◆ What to produce ◆
All lines from the one with "Extract all readable text from this page." to the end need to be copied exactly, with nothing before them.

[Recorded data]
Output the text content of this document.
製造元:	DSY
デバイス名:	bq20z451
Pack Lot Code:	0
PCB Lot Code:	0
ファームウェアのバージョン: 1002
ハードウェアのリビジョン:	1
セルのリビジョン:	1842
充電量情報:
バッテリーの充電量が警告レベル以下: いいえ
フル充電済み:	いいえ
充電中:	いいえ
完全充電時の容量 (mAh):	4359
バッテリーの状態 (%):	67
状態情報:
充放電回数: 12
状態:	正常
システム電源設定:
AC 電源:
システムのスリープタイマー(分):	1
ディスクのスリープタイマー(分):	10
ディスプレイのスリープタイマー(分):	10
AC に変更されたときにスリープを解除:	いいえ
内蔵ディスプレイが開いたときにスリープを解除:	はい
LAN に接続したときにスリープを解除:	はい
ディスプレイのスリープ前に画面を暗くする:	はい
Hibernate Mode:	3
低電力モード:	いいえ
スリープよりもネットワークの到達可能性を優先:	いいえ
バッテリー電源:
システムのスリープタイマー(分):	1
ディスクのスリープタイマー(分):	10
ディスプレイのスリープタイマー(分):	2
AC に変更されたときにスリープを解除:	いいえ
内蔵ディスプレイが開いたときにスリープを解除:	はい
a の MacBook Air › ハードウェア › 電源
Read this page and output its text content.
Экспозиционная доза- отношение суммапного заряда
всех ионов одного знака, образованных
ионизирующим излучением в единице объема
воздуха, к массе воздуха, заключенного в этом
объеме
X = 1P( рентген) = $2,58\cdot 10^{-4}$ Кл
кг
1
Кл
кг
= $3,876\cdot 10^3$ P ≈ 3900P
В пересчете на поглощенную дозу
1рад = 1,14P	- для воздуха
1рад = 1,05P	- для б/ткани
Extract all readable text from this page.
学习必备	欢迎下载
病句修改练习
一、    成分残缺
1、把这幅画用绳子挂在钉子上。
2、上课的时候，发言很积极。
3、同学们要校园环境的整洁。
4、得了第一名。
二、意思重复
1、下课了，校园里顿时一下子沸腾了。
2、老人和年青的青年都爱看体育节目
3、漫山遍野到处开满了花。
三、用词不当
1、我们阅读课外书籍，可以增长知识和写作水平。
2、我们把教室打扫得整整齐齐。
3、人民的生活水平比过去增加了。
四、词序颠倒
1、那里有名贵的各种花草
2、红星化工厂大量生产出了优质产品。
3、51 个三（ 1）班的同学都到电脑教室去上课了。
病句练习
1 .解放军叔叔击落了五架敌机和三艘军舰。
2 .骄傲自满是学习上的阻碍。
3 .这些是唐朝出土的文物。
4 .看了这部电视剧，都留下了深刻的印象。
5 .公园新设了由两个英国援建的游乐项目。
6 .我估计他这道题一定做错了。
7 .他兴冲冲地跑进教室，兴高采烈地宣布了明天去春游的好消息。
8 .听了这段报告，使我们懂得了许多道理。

◆ Task response ◆
Extract all readable text from this page.
学习必备	欢迎下载
病句修改练习
一、    成分残缺
1、把这幅画用绳子挂在钉子上。
2、上课的时候，发言很积极。
3、同学们要校园环境的整洁。
4、得了第一名。
二、意思重复
1、下课了，校园里顿时一下子沸腾了。
2、老人和年青的青年都爱看体育节目
3、漫山遍野到处开满了花。
三、用词不当
1、我们阅读课外书籍，可以增长知识和写作水平。
2、我们把教室打扫得整整齐齐。
3、人民的生活水平比过去增加了。
四、词序颠倒
1、那里有名贵的各种花草
2、红星化工厂大量生产出了优质产品。
3、51 个三（ 1）班的同学都到电脑教室去上课了。
病句练习
1 .解放军叔叔击落了五架敌机和三艘军舰。
2 .骄傲自满是学习上的阻碍。
3 .这些是唐朝出土的文物。
4 .看了这部电视剧，都留下了深刻的印象。
5 .公园新设了由两个英国援建的游乐项目。
6 .我估计他这道题一定做错了。
7 .他兴冲冲地跑进教室，兴高采烈地宣布了明天去春游的好消息。
8 .听了这段报告，使我们懂得了许多道理。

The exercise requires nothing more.